**WORK TO COMPLETE**
Retype all of the data. Every line must match exactly.

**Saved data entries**
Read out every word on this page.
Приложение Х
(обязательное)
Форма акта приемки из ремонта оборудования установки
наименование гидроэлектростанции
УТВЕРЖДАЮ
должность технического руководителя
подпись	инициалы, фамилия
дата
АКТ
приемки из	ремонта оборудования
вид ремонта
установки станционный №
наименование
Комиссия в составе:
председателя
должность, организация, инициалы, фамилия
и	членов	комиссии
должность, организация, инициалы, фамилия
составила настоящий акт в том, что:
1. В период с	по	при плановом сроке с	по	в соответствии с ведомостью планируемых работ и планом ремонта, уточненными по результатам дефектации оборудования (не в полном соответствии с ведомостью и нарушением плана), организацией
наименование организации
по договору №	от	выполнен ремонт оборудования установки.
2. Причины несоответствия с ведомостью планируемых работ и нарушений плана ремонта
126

**SOLUTION BELOW**
Read out every word on this page.
Приложение Х
(обязательное)
Форма акта приемки из ремонта оборудования установки
наименование гидроэлектростанции
УТВЕРЖДАЮ
должность технического руководителя
подпись	инициалы, фамилия
дата
АКТ
приемки из	ремонта оборудования
вид ремонта
установки станционный №
наименование
Комиссия в составе:
председателя
должность, организация, инициалы, фамилия
и	членов	комиссии
должность, организация, инициалы, фамилия
составила настоящий акт в том, что:
1. В период с	по	при плановом сроке с	по	в соответствии с ведомостью планируемых работ и планом ремонта, уточненными по результатам дефектации оборудования (не в полном соответствии с ведомостью и нарушением плана), организацией
наименование организации
по договору №	от	выполнен ремонт оборудования установки.
2. Причины несоответствия с ведомостью планируемых работ и нарушений плана ремонта
126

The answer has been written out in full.